*WHAT IS BEING ASKED:* Return the material unchanged, starting at its first line and ending at the line containing "decorative-tiles-left bbox=[0, 650, 160, 720]".

Layout dataset entries:
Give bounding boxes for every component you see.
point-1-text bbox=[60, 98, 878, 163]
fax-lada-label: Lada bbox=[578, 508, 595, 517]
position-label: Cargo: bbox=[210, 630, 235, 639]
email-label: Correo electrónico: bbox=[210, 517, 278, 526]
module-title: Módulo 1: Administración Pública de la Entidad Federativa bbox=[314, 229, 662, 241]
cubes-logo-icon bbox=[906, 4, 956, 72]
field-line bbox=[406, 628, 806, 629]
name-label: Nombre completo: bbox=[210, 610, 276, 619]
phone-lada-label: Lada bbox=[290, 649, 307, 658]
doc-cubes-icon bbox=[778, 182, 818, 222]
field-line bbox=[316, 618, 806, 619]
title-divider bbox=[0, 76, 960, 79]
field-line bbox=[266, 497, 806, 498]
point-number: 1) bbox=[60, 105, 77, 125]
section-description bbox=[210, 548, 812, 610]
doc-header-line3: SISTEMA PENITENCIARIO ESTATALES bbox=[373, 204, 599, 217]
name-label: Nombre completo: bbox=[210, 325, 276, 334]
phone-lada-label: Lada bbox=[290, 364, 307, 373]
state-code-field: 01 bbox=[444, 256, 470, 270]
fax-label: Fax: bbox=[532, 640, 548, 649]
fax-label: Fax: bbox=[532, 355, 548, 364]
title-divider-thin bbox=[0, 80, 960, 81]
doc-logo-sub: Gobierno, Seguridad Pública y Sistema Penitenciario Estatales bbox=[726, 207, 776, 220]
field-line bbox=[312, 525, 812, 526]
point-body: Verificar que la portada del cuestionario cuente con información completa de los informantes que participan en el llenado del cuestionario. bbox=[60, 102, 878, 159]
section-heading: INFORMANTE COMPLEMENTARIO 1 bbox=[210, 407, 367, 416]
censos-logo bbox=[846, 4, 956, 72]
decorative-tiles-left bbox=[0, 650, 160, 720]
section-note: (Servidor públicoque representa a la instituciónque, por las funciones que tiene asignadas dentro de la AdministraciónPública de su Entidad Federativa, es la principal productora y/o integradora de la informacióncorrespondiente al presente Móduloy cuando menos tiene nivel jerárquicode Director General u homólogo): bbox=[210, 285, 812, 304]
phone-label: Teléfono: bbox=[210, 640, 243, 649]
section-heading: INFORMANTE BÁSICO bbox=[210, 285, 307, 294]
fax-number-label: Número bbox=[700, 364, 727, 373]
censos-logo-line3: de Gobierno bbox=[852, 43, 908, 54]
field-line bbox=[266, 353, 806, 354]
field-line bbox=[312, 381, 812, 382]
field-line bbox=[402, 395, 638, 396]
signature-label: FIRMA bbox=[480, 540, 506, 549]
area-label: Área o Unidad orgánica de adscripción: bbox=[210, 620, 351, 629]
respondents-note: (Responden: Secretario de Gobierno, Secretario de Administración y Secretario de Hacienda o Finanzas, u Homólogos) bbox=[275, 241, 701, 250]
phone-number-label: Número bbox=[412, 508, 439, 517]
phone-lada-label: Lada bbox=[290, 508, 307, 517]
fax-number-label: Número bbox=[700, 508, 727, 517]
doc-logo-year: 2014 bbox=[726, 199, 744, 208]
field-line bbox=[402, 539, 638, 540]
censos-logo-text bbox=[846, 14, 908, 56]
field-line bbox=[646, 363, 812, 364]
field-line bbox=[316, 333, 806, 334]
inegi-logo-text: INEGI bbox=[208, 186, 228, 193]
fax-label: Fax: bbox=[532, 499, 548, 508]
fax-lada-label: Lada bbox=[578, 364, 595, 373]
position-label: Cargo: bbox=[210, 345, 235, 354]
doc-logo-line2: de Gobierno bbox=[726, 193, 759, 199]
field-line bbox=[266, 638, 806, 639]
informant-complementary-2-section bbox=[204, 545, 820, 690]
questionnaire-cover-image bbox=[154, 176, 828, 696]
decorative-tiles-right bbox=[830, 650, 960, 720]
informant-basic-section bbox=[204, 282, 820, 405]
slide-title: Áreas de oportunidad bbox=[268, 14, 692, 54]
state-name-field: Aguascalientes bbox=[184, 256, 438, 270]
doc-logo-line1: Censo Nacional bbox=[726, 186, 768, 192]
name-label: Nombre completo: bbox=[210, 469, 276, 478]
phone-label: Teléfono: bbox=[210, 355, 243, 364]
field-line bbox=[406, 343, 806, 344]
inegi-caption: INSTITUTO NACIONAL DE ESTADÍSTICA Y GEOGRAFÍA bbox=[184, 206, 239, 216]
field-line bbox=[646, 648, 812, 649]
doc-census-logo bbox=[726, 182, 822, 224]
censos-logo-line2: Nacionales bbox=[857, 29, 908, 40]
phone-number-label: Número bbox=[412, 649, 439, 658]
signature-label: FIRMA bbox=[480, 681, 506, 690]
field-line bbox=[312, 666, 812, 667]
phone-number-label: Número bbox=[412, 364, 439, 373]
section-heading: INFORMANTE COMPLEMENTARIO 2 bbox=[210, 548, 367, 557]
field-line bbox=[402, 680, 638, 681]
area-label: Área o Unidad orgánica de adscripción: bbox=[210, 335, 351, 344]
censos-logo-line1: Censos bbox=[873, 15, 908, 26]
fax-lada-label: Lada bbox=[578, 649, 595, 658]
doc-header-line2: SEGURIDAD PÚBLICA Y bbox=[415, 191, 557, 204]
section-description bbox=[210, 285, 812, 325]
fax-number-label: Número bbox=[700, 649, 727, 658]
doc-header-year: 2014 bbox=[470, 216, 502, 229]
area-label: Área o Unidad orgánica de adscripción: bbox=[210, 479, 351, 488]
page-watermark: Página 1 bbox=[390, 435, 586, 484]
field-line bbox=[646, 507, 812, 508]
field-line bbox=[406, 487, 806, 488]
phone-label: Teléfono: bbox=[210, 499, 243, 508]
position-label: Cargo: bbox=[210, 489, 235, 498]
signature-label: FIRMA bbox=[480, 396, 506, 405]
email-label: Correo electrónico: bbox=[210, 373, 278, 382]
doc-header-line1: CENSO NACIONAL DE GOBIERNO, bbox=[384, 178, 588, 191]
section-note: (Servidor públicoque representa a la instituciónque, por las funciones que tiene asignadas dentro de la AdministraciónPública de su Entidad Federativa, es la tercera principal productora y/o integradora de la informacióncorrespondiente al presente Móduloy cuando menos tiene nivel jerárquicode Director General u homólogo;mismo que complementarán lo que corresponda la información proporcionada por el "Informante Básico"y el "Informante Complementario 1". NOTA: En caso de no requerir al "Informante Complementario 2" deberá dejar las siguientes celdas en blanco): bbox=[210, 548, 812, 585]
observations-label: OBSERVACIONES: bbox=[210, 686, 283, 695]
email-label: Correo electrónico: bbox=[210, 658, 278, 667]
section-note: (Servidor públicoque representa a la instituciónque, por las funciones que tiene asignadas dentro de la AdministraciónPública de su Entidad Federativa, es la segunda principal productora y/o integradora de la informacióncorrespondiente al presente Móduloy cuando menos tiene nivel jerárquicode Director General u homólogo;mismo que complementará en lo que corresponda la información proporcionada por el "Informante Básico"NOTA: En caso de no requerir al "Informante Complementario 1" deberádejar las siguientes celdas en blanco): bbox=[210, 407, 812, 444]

*COMPLETE RESPONSE:*
Give bounding boxes for every component you see.
point-1-text bbox=[60, 98, 878, 163]
fax-lada-label: Lada bbox=[578, 508, 595, 517]
position-label: Cargo: bbox=[210, 630, 235, 639]
email-label: Correo electrónico: bbox=[210, 517, 278, 526]
module-title: Módulo 1: Administración Pública de la Entidad Federativa bbox=[314, 229, 662, 241]
cubes-logo-icon bbox=[906, 4, 956, 72]
field-line bbox=[406, 628, 806, 629]
name-label: Nombre completo: bbox=[210, 610, 276, 619]
phone-lada-label: Lada bbox=[290, 649, 307, 658]
doc-cubes-icon bbox=[778, 182, 818, 222]
field-line bbox=[316, 618, 806, 619]
title-divider bbox=[0, 76, 960, 79]
field-line bbox=[266, 497, 806, 498]
point-number: 1) bbox=[60, 105, 77, 125]
section-description bbox=[210, 548, 812, 610]
doc-header-line3: SISTEMA PENITENCIARIO ESTATALES bbox=[373, 204, 599, 217]
name-label: Nombre completo: bbox=[210, 325, 276, 334]
phone-lada-label: Lada bbox=[290, 364, 307, 373]
state-code-field: 01 bbox=[444, 256, 470, 270]
fax-label: Fax: bbox=[532, 640, 548, 649]
fax-label: Fax: bbox=[532, 355, 548, 364]
title-divider-thin bbox=[0, 80, 960, 81]
doc-logo-sub: Gobierno, Seguridad Pública y Sistema Penitenciario Estatales bbox=[726, 207, 776, 220]
field-line bbox=[312, 525, 812, 526]
point-body: Verificar que la portada del cuestionario cuente con información completa de los informantes que participan en el llenado del cuestionario. bbox=[60, 102, 878, 159]
section-heading: INFORMANTE COMPLEMENTARIO 1 bbox=[210, 407, 367, 416]
censos-logo bbox=[846, 4, 956, 72]
decorative-tiles-left bbox=[0, 650, 160, 720]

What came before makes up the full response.